WRITTEN TASK
Search the entries below. Return every line that has "Guest" in it.

┄┄┄┄┄┄

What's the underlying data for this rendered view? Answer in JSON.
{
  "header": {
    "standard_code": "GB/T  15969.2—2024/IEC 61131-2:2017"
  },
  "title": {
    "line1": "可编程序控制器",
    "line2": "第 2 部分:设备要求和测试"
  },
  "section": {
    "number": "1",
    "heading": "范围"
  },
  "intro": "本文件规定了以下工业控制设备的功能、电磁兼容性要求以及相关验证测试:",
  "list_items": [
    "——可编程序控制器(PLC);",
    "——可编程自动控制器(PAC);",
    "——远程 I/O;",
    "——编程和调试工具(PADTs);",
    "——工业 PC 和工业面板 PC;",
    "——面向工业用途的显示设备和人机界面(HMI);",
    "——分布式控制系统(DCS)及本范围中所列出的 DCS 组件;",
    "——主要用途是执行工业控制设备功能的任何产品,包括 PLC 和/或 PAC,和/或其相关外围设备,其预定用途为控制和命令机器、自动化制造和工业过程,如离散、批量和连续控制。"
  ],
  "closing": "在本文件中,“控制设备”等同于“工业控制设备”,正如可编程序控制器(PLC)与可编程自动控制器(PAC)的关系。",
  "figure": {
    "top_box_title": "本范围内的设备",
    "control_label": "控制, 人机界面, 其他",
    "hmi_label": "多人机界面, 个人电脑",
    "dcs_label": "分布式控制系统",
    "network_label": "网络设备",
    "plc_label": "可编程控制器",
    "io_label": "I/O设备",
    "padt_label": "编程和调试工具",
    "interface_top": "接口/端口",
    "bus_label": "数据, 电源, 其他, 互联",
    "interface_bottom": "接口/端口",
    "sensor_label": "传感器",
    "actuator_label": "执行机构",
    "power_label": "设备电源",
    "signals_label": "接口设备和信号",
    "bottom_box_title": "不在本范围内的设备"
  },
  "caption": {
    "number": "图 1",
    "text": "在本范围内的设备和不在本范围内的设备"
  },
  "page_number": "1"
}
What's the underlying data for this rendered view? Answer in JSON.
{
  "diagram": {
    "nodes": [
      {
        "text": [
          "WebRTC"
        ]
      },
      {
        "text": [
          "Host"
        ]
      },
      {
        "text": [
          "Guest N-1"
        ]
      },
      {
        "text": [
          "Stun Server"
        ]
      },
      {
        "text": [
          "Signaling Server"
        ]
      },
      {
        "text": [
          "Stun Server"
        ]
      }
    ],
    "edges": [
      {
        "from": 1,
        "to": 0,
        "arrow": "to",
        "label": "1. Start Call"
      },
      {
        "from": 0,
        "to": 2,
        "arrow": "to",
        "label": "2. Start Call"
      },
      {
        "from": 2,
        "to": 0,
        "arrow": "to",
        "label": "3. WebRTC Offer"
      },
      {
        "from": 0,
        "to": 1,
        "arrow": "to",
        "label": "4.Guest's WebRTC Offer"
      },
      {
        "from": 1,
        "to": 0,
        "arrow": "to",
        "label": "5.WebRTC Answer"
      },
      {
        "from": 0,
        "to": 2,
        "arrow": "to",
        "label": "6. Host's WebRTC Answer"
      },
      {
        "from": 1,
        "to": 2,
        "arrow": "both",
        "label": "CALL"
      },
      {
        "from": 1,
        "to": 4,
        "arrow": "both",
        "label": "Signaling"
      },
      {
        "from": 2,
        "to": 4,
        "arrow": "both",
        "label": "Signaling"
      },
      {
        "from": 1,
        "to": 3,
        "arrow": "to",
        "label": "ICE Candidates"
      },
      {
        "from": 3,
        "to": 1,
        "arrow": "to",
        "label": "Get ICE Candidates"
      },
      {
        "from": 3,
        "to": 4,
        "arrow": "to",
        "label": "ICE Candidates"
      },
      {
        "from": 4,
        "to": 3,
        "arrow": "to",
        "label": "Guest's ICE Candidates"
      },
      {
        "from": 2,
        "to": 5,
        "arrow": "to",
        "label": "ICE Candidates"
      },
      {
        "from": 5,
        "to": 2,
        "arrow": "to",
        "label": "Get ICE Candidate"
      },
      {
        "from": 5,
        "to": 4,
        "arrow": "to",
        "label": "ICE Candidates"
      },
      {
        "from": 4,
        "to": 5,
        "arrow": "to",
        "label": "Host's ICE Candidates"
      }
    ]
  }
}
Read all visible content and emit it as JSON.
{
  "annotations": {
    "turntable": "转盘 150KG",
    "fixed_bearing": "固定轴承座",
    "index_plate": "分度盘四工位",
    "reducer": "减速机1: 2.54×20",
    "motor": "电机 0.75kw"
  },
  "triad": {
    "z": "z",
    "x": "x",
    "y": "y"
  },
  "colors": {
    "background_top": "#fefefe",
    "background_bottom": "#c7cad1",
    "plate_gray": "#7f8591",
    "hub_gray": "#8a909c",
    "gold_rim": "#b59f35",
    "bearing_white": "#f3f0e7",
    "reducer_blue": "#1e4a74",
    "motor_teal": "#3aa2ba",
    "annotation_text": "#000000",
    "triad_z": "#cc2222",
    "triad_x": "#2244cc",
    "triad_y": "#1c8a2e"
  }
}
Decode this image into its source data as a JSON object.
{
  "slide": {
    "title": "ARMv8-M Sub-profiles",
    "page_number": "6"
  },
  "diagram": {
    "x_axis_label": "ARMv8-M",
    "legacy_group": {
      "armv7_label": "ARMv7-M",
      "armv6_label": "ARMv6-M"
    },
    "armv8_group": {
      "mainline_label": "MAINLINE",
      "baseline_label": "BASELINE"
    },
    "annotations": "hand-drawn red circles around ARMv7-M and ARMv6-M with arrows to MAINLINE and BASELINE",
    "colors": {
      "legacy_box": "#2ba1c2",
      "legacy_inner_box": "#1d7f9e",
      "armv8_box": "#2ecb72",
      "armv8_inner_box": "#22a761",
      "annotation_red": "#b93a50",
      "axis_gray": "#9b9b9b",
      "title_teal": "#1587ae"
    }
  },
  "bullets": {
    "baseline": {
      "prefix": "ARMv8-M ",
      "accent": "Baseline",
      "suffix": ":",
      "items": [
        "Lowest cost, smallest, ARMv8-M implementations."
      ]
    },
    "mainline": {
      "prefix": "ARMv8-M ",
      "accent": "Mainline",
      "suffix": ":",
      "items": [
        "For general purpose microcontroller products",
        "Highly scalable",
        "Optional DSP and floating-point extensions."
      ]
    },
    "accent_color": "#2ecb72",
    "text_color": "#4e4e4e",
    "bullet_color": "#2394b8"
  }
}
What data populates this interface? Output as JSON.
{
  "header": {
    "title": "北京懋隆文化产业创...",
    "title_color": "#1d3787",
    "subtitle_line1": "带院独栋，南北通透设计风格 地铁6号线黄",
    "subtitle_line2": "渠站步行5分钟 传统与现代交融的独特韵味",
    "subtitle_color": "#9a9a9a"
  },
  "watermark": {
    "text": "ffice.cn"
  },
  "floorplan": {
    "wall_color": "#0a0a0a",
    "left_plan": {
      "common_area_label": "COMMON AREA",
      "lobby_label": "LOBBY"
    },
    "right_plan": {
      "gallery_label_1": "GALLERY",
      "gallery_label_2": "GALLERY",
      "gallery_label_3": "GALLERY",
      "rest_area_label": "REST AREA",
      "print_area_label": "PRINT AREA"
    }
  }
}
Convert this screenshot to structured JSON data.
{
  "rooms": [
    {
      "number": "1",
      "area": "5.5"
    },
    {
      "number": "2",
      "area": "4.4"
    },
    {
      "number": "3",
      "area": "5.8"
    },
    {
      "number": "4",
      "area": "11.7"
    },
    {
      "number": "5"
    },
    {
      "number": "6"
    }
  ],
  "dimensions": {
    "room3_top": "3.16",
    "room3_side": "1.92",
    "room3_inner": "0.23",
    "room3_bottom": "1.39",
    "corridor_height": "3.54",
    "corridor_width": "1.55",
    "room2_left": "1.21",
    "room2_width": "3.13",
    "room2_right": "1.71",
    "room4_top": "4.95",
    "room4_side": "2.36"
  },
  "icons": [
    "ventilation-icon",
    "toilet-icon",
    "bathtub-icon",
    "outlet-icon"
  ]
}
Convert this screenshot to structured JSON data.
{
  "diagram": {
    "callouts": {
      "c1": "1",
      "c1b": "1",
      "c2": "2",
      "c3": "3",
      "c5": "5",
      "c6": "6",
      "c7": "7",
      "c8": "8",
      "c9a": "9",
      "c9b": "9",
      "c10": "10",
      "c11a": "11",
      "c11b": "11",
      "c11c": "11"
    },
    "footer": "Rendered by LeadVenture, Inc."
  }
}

┄┄┄┄┄┄

REPLY
          "Guest N-1"
        "label": "4.Guest's WebRTC Offer"
        "label": "Guest's ICE Candidates"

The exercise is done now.